* _Provided material_
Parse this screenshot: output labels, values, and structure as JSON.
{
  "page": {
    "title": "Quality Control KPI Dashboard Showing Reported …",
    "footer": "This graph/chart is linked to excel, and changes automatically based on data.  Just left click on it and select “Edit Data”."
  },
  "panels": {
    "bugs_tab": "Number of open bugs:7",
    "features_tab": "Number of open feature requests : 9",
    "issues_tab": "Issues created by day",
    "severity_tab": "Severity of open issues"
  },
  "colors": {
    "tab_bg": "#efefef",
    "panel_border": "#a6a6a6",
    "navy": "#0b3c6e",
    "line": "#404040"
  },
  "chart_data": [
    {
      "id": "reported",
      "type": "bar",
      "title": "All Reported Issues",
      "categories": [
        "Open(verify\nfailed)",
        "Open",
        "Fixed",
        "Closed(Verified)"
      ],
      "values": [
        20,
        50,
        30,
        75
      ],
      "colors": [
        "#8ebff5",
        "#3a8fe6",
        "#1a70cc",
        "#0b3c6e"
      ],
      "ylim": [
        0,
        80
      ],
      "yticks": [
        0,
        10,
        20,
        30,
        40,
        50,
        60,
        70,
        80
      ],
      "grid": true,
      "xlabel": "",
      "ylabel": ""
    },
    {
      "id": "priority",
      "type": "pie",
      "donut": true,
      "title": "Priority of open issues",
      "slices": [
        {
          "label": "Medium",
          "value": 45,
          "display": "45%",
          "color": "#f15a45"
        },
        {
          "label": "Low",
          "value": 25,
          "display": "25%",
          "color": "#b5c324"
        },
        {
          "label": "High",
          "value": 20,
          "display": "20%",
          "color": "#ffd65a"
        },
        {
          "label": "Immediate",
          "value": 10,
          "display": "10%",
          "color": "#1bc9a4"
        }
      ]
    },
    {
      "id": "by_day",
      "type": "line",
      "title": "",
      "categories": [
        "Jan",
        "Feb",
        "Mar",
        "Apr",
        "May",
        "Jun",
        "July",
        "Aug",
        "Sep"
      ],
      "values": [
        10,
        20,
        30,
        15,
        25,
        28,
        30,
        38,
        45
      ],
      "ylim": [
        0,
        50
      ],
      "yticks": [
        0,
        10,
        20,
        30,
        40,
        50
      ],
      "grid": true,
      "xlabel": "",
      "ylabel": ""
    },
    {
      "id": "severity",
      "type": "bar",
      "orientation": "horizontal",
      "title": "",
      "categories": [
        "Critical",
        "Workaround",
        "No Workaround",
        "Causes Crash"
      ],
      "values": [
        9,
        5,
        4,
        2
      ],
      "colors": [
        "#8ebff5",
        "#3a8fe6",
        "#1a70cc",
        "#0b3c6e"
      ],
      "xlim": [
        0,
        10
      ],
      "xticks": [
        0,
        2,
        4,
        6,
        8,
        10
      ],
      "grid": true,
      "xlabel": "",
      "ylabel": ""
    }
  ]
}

* _The task_
Reproduce each line of the material containing the word "display".

* _Solution to the problem_
          "display": "45%",
          "display": "25%",
          "display": "20%",
          "display": "10%",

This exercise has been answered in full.